** Instructions for the task **
Report how many lines include the word "brain", and nothing besides that number.

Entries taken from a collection
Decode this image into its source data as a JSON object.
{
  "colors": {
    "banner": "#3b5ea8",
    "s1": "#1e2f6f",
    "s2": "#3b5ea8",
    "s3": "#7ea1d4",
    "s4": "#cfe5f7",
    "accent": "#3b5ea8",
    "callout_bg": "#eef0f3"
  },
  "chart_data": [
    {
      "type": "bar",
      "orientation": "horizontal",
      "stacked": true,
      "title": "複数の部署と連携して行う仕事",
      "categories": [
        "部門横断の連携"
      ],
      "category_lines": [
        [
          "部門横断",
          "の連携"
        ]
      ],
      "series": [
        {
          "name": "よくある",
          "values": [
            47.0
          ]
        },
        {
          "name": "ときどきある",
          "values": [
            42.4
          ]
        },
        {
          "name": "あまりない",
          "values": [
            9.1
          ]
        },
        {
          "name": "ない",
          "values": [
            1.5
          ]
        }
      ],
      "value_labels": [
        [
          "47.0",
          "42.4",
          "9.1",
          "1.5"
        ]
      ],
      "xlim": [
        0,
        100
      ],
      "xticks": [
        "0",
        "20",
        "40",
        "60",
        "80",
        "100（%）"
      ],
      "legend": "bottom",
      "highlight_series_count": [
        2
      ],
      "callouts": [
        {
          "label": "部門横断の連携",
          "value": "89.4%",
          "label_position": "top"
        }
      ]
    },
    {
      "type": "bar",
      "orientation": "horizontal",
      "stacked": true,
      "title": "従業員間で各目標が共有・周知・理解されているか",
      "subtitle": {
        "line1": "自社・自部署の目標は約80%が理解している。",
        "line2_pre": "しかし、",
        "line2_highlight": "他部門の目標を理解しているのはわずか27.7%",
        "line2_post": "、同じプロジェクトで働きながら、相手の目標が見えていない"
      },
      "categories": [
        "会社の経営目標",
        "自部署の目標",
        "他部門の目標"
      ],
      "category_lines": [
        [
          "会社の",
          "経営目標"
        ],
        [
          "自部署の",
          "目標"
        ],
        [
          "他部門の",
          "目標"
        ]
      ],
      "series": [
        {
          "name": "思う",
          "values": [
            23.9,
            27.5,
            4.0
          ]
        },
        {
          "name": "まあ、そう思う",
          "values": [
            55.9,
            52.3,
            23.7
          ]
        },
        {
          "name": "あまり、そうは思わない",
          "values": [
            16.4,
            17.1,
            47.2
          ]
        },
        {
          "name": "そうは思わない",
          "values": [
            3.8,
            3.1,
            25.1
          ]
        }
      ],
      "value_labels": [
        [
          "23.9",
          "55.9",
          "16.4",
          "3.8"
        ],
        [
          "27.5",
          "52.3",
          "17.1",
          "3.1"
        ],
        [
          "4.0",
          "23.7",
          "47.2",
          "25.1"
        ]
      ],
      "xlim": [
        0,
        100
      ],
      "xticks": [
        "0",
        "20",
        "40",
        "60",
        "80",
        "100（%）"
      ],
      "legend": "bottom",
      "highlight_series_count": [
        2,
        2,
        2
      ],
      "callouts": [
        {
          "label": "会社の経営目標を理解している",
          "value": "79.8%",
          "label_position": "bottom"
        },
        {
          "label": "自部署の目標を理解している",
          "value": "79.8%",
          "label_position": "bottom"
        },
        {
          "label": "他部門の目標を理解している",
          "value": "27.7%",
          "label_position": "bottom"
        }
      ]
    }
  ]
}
...
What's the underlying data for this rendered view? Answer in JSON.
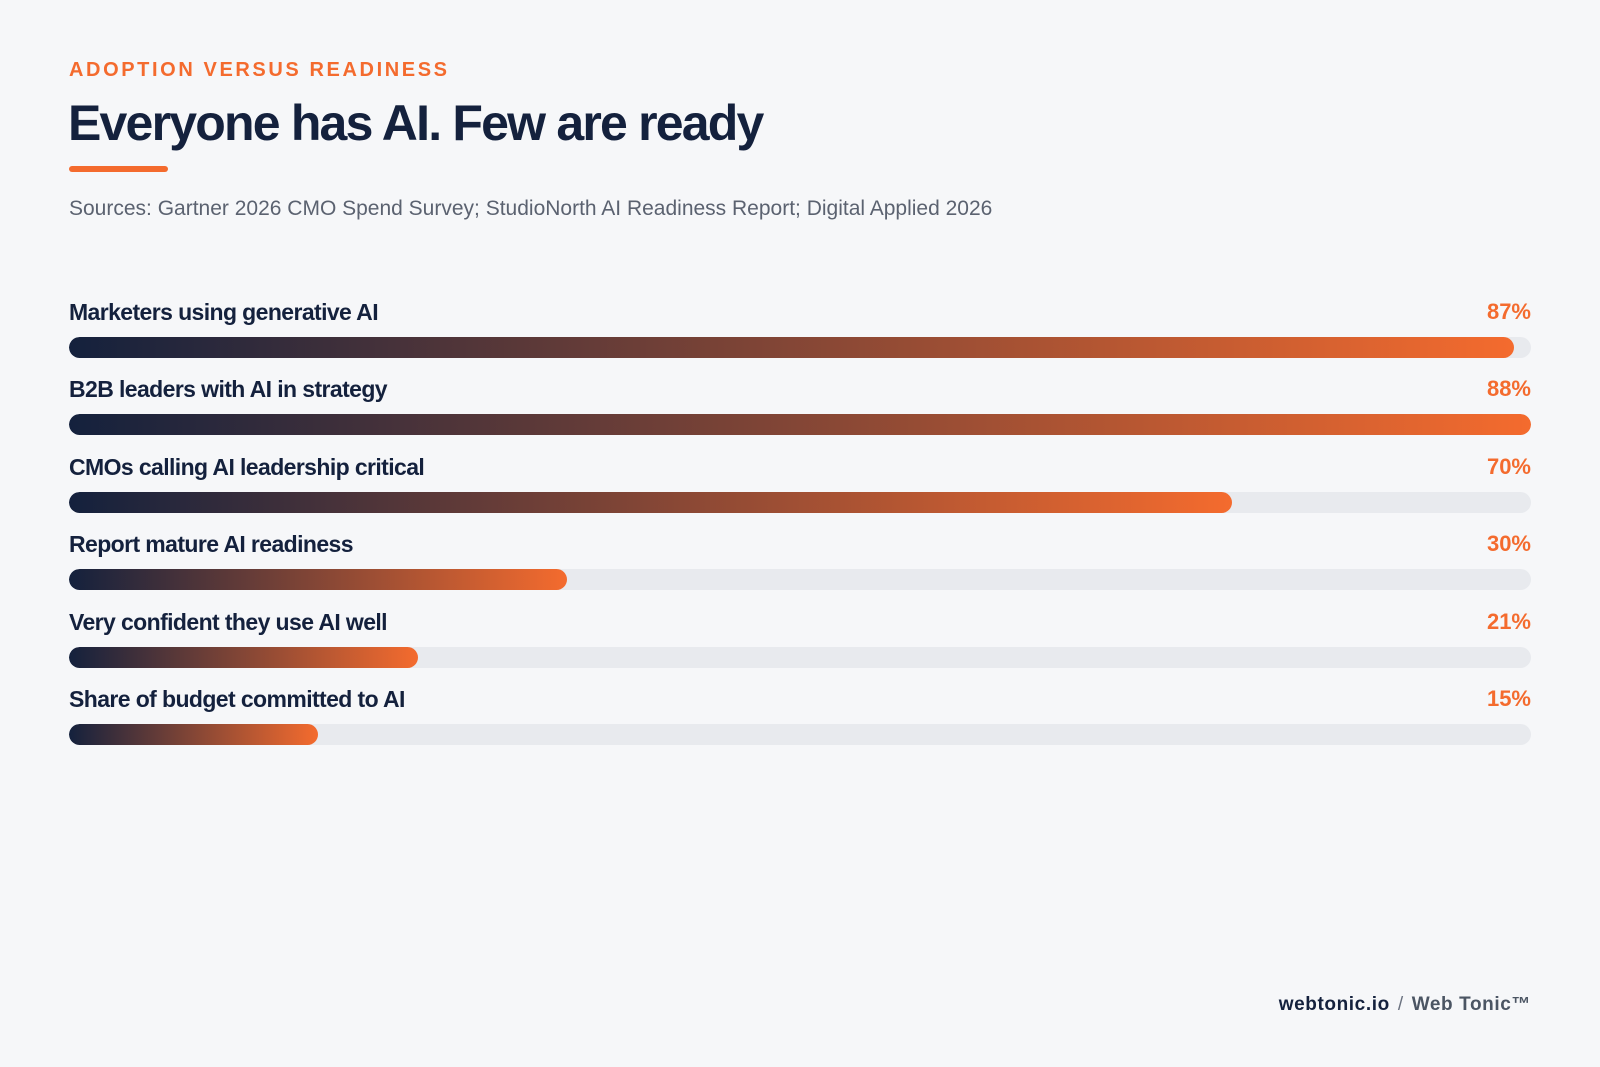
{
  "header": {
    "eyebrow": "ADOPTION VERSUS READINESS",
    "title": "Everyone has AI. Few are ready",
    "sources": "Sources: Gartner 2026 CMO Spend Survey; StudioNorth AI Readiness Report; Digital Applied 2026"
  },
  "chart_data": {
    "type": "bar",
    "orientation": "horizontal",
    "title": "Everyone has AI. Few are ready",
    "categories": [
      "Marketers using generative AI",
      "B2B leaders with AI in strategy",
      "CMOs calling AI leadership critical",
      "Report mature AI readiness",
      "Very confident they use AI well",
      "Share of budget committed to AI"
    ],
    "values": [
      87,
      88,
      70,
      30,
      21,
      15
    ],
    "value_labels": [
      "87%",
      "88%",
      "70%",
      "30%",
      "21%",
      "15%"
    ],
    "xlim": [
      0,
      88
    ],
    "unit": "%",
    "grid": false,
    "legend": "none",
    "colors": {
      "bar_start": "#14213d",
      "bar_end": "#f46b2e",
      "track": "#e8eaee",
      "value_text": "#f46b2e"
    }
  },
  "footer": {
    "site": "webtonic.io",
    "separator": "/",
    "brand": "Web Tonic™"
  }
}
---
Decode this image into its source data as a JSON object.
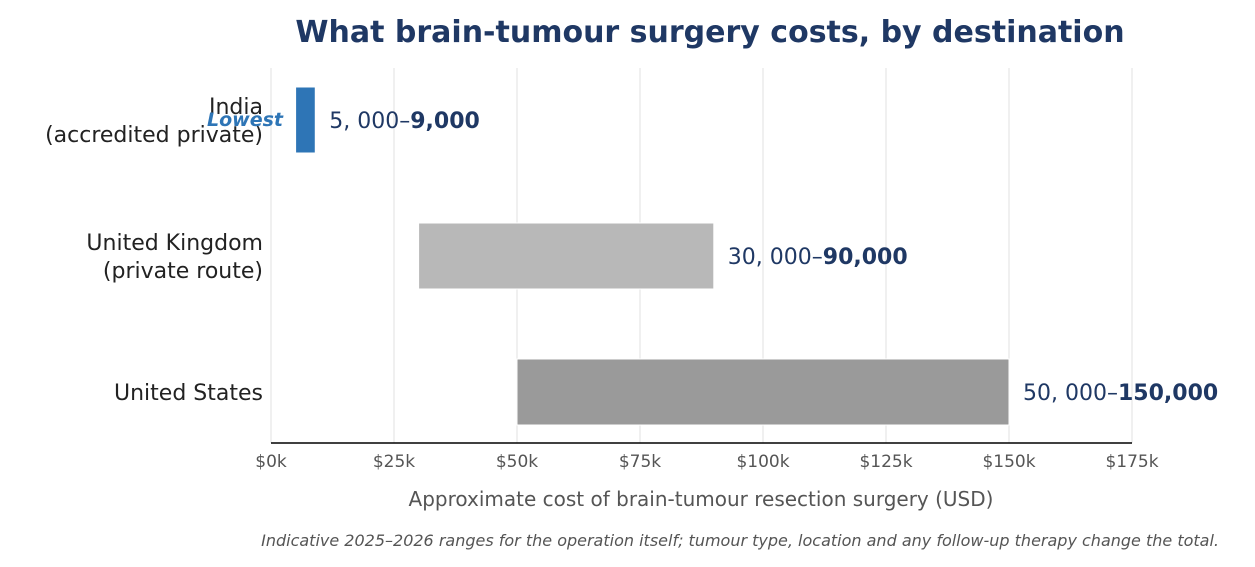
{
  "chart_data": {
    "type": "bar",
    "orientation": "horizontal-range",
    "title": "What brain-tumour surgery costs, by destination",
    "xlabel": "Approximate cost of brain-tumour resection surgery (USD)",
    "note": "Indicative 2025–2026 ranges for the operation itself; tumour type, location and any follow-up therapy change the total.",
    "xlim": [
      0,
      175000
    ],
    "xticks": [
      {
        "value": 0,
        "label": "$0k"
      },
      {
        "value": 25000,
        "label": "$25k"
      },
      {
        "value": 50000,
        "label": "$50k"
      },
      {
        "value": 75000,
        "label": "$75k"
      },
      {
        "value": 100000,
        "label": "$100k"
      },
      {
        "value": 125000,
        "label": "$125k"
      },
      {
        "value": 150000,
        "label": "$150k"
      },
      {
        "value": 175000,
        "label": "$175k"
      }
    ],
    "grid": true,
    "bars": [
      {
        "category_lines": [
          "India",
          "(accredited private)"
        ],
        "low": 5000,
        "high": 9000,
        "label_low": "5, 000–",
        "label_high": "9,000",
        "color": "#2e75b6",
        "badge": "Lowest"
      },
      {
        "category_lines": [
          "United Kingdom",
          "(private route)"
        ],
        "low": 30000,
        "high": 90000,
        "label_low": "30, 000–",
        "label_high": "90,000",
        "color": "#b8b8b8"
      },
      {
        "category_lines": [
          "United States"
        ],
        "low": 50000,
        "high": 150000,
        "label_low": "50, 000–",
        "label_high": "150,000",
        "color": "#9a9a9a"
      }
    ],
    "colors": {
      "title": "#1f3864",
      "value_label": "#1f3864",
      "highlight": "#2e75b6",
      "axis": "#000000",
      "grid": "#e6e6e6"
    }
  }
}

** Response to the exercise **
2